• **Goal of the exercise**
Answer with one number: the count of lines in this material that hold the word "Kitab".

## BEGIN Input material

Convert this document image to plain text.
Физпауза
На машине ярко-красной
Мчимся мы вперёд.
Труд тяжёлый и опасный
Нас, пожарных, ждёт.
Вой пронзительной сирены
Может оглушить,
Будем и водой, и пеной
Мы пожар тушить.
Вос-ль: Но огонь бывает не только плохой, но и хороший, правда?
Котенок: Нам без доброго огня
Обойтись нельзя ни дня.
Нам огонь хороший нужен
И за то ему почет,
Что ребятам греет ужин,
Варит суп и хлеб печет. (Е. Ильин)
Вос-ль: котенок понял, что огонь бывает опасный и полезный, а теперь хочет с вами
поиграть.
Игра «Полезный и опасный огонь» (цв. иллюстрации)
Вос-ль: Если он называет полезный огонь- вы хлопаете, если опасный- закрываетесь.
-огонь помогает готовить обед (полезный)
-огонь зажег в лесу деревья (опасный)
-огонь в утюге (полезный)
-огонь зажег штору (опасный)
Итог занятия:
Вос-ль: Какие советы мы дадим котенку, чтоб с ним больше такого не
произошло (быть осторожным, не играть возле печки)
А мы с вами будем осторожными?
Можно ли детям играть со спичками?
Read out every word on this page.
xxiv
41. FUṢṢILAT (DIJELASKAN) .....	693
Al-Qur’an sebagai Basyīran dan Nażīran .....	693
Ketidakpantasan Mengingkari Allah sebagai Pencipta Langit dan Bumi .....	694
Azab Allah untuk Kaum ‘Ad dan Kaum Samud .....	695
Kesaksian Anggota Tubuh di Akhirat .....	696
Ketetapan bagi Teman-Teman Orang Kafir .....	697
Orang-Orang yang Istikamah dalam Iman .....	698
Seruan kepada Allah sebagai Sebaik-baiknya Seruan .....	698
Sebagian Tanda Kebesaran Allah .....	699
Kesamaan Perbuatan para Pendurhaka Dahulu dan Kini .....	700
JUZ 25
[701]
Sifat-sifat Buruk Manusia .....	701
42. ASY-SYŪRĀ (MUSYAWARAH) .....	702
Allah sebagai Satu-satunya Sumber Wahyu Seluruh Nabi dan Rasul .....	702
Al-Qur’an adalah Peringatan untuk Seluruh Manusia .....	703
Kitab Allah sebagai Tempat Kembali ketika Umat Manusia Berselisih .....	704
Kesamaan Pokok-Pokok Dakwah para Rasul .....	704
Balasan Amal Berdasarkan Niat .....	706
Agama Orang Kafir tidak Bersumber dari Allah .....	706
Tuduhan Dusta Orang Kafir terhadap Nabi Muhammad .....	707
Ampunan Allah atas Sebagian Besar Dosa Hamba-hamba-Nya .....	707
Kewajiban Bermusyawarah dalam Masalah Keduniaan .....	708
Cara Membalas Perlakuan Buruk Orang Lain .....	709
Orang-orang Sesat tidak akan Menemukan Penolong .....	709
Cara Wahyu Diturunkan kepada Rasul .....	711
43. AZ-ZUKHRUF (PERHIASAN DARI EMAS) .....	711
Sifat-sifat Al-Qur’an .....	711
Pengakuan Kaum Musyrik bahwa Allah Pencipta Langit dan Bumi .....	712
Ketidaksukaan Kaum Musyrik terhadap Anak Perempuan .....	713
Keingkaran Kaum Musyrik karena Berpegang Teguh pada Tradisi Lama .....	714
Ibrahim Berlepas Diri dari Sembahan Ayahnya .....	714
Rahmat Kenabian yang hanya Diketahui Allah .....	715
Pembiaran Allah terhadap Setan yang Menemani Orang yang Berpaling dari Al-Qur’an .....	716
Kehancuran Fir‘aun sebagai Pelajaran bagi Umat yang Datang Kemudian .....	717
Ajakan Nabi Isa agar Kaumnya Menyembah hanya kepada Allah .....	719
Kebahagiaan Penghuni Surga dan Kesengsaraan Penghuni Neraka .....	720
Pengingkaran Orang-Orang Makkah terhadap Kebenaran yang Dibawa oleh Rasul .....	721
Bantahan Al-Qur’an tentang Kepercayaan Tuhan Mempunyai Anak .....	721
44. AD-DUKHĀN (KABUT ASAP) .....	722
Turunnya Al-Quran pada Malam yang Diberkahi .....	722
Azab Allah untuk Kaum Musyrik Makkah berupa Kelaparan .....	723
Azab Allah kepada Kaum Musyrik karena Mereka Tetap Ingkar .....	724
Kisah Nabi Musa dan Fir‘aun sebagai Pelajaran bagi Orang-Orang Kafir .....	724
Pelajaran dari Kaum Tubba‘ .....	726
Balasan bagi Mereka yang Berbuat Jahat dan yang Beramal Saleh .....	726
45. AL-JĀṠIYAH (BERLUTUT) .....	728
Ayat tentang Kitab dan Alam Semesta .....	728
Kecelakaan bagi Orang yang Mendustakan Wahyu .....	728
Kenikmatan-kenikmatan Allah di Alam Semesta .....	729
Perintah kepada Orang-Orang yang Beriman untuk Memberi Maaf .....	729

## END Input material

• **Result**
2